EXTRACTED MATERIAL:

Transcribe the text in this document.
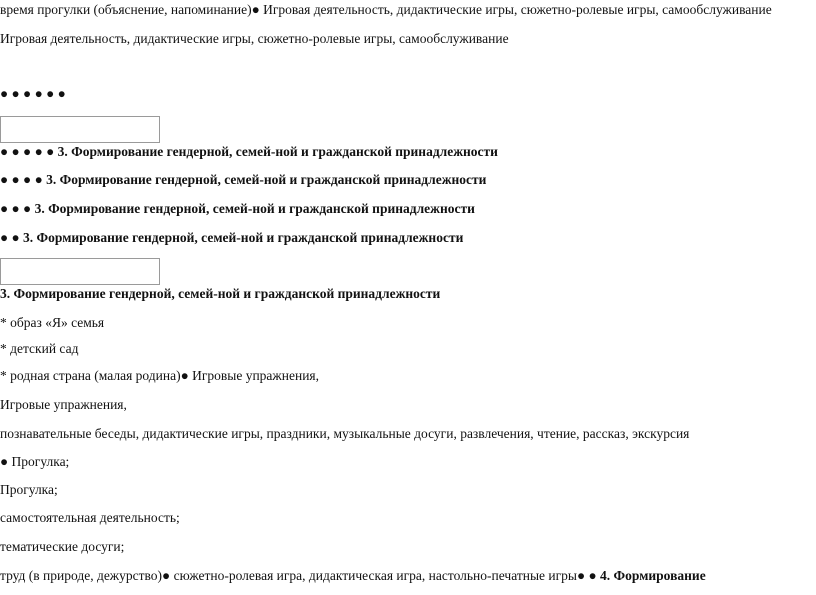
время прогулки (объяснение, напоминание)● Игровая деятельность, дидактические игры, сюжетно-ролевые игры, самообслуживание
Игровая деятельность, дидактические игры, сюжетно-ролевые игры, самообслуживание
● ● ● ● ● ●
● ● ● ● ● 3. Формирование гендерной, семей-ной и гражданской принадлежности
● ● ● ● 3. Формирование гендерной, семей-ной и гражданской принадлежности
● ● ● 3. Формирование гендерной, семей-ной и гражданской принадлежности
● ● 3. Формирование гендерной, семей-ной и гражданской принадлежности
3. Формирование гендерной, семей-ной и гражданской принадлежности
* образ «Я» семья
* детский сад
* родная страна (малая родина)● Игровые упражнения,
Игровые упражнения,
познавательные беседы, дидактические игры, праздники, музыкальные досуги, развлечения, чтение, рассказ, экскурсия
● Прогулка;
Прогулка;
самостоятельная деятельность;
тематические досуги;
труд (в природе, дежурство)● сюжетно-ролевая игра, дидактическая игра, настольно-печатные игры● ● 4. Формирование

EXERCISE DIRECTIONS:
In the listing, find all lines with the string "самообслуживание" and copy them.

THE COMPLETED TASK:
время прогулки (объяснение, напоминание)● Игровая деятельность, дидактические игры, сюжетно-ролевые игры, самообслуживание
Игровая деятельность, дидактические игры, сюжетно-ролевые игры, самообслуживание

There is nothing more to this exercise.